--- Dataset extract ---

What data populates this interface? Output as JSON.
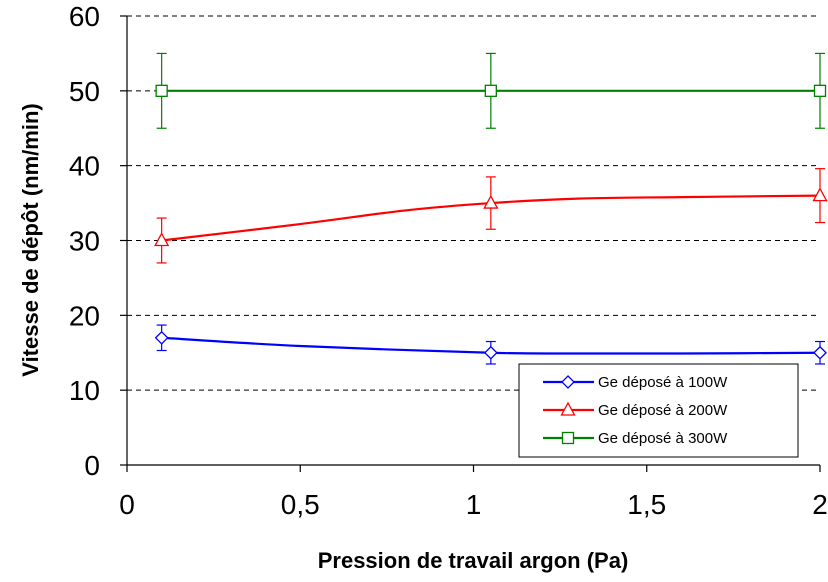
{
  "chart_data": {
    "type": "line",
    "title": "",
    "xlabel": "Pression de travail argon (Pa)",
    "ylabel": "Vitesse de dépôt (nm/min)",
    "xlim": [
      0,
      2
    ],
    "ylim": [
      0,
      60
    ],
    "x_ticks": [
      0,
      0.5,
      1,
      1.5,
      2
    ],
    "x_tick_labels": [
      "0",
      "0,5",
      "1",
      "1,5",
      "2"
    ],
    "y_ticks": [
      0,
      10,
      20,
      30,
      40,
      50,
      60
    ],
    "y_tick_labels": [
      "0",
      "10",
      "20",
      "30",
      "40",
      "50",
      "60"
    ],
    "grid": "horizontal dashed",
    "legend_position": "bottom-right",
    "series": [
      {
        "name": "Ge déposé à 100W",
        "color": "#0000ff",
        "marker": "diamond",
        "x": [
          0.1,
          1.05,
          2
        ],
        "y": [
          17,
          15,
          15
        ],
        "err": [
          1.7,
          1.5,
          1.5
        ],
        "curve_x": [
          0.1,
          0.5,
          1.05,
          1.3,
          1.6,
          2
        ],
        "curve_y": [
          17,
          15.9,
          15,
          14.9,
          14.9,
          15
        ]
      },
      {
        "name": "Ge déposé à 200W",
        "color": "#ff0000",
        "marker": "triangle",
        "x": [
          0.1,
          1.05,
          2
        ],
        "y": [
          30,
          35,
          36
        ],
        "err": [
          3,
          3.5,
          3.6
        ],
        "curve_x": [
          0.1,
          0.5,
          0.8,
          1.05,
          1.3,
          1.6,
          2
        ],
        "curve_y": [
          30,
          32.2,
          34,
          35,
          35.6,
          35.8,
          36
        ]
      },
      {
        "name": "Ge déposé à 300W",
        "color": "#008000",
        "marker": "square",
        "x": [
          0.1,
          1.05,
          2
        ],
        "y": [
          50,
          50,
          50
        ],
        "err": [
          5,
          5,
          5
        ],
        "curve_x": [
          0.1,
          1.05,
          2
        ],
        "curve_y": [
          50,
          50,
          50
        ]
      }
    ]
  }
}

---

• **Written exercise**
Repeat the records above exactly, leaving out any pictures they contain.

• **Response**
What data populates this interface? Output as JSON.
{
  "chart_data": {
    "type": "line",
    "title": "",
    "xlabel": "Pression de travail argon (Pa)",
    "ylabel": "Vitesse de dépôt (nm/min)",
    "xlim": [
      0,
      2
    ],
    "ylim": [
      0,
      60
    ],
    "x_ticks": [
      0,
      0.5,
      1,
      1.5,
      2
    ],
    "x_tick_labels": [
      "0",
      "0,5",
      "1",
      "1,5",
      "2"
    ],
    "y_ticks": [
      0,
      10,
      20,
      30,
      40,
      50,
      60
    ],
    "y_tick_labels": [
      "0",
      "10",
      "20",
      "30",
      "40",
      "50",
      "60"
    ],
    "grid": "horizontal dashed",
    "legend_position": "bottom-right",
    "series": [
      {
        "name": "Ge déposé à 100W",
        "color": "#0000ff",
        "marker": "diamond",
        "x": [
          0.1,
          1.05,
          2
        ],
        "y": [
          17,
          15,
          15
        ],
        "err": [
          1.7,
          1.5,
          1.5
        ],
        "curve_x": [
          0.1,
          0.5,
          1.05,
          1.3,
          1.6,
          2
        ],
        "curve_y": [
          17,
          15.9,
          15,
          14.9,
          14.9,
          15
        ]
      },
      {
        "name": "Ge déposé à 200W",
        "color": "#ff0000",
        "marker": "triangle",
        "x": [
          0.1,
          1.05,
          2
        ],
        "y": [
          30,
          35,
          36
        ],
        "err": [
          3,
          3.5,
          3.6
        ],
        "curve_x": [
          0.1,
          0.5,
          0.8,
          1.05,
          1.3,
          1.6,
          2
        ],
        "curve_y": [
          30,
          32.2,
          34,
          35,
          35.6,
          35.8,
          36
        ]
      },
      {
        "name": "Ge déposé à 300W",
        "color": "#008000",
        "marker": "square",
        "x": [
          0.1,
          1.05,
          2
        ],
        "y": [
          50,
          50,
          50
        ],
        "err": [
          5,
          5,
          5
        ],
        "curve_x": [
          0.1,
          1.05,
          2
        ],
        "curve_y": [
          50,
          50,
          50
        ]
      }
    ]
  }
}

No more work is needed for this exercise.